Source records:
--*--

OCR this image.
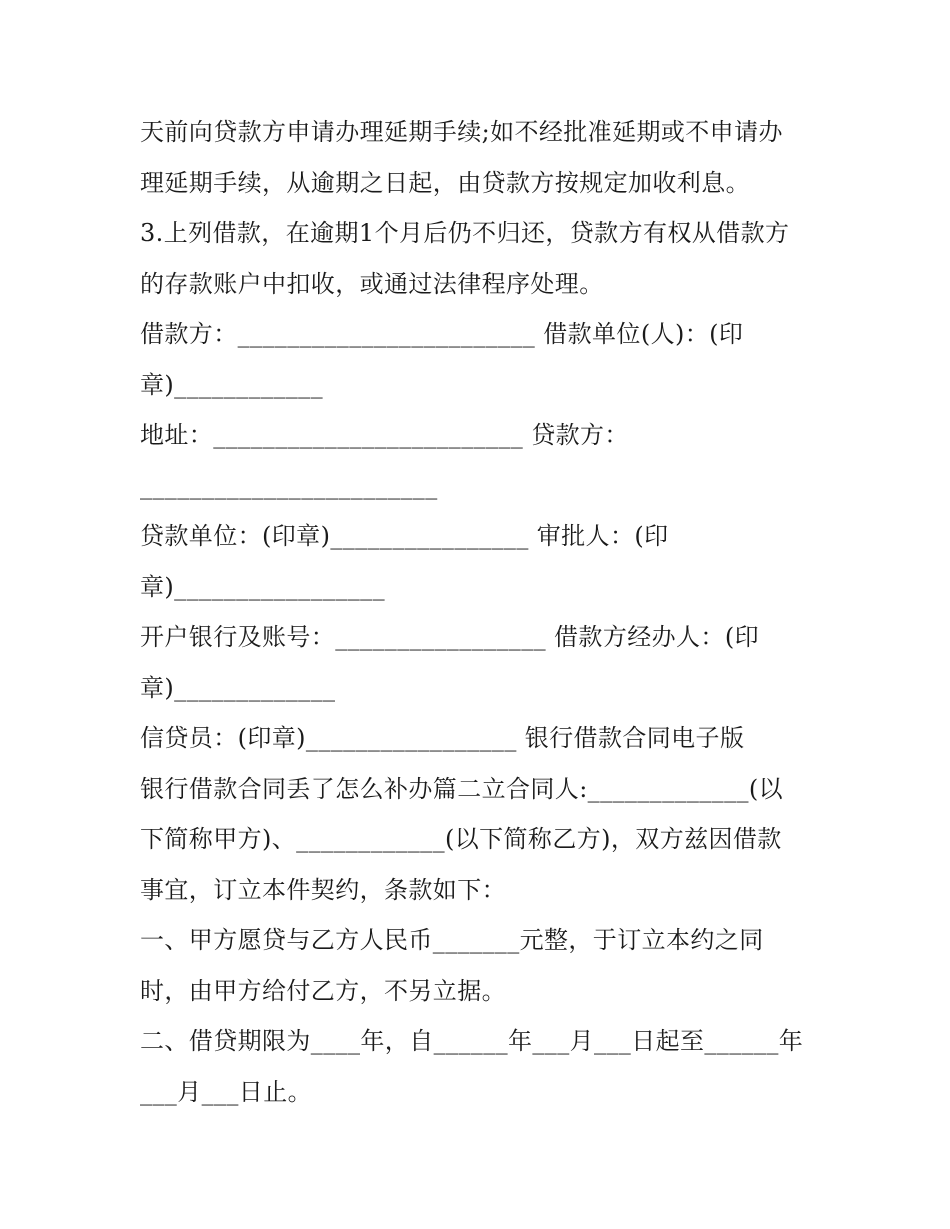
天前向贷款方申请办理延期手续;如不经批准延期或不申请办

理延期手续，从逾期之日起，由贷款方按规定加收利息。

3.上列借款，在逾期1个月后仍不归还，贷款方有权从借款方

的存款账户中扣收，或通过法律程序处理。

借款方：________________________ 借款单位(人)：(印

章)____________

地址：_________________________ 贷款方：

________________________

贷款单位：(印章)________________ 审批人：(印

章)_________________

开户银行及账号：_________________ 借款方经办人：(印

章)_____________

信贷员：(印章)_________________ 银行借款合同电子版

银行借款合同丢了怎么补办篇二立合同人:_____________(以

下简称甲方)、____________(以下简称乙方)，双方兹因借款

事宜，订立本件契约，条款如下：

一、甲方愿贷与乙方人民币_______元整，于订立本约之同

时，由甲方给付乙方，不另立据。

二、借贷期限为____年，自______年___月___日起至______年

___月___日止。
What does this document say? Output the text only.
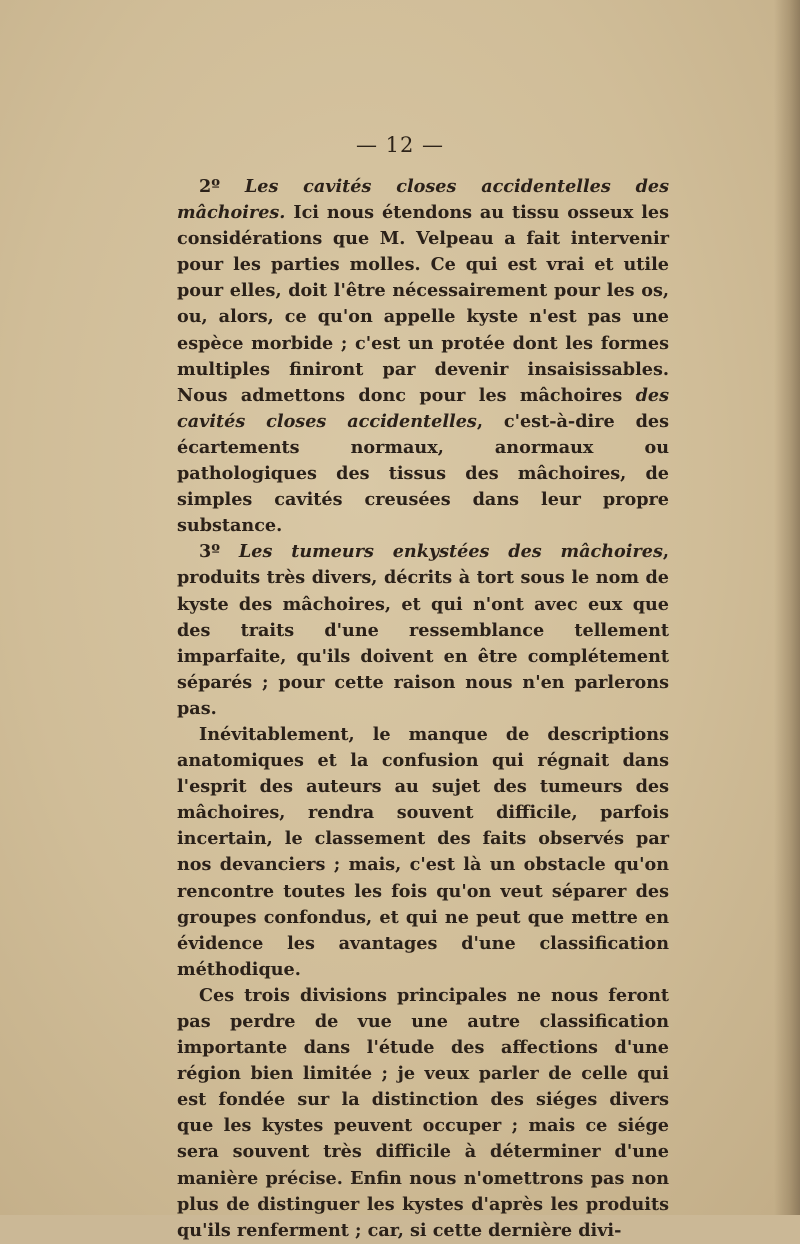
— 12 —

2º Les cavités closes accidentelles des mâchoires. Ici nous étendons au tissu osseux les considérations que M. Velpeau a fait intervenir pour les parties molles. Ce qui est vrai et utile pour elles, doit l'être nécessairement pour les os, ou, alors, ce qu'on appelle kyste n'est pas une espèce morbide ; c'est un protée dont les formes multiples finiront par devenir insaisissables. Nous admettons donc pour les mâchoires des cavités closes accidentelles, c'est-à-dire des écartements normaux, anormaux ou pathologiques des tissus des mâchoires, de simples cavités creusées dans leur propre substance.

3º Les tumeurs enkystées des mâchoires, produits très divers, décrits à tort sous le nom de kyste des mâchoires, et qui n'ont avec eux que des traits d'une ressemblance tellement imparfaite, qu'ils doivent en être complétement séparés ; pour cette raison nous n'en parlerons pas.

Inévitablement, le manque de descriptions anatomiques et la confusion qui régnait dans l'esprit des auteurs au sujet des tumeurs des mâchoires, rendra souvent difficile, parfois incertain, le classement des faits observés par nos devanciers ; mais, c'est là un obstacle qu'on rencontre toutes les fois qu'on veut séparer des groupes confondus, et qui ne peut que mettre en évidence les avantages d'une classification méthodique.

Ces trois divisions principales ne nous feront pas perdre de vue une autre classification importante dans l'étude des affections d'une région bien limitée ; je veux parler de celle qui est fondée sur la distinction des siéges divers que les kystes peuvent occuper ; mais ce siége sera souvent très difficile à déterminer d'une manière précise. Enfin nous n'omettrons pas non plus de distinguer les kystes d'après les produits qu'ils renferment ; car, si cette dernière divi-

--*--

AIM OF THE EXERCISE:
Show the lines that mention the word "this".

EXERCISE OUTPUT:
OCR this image.
What does this document say? Output the text only.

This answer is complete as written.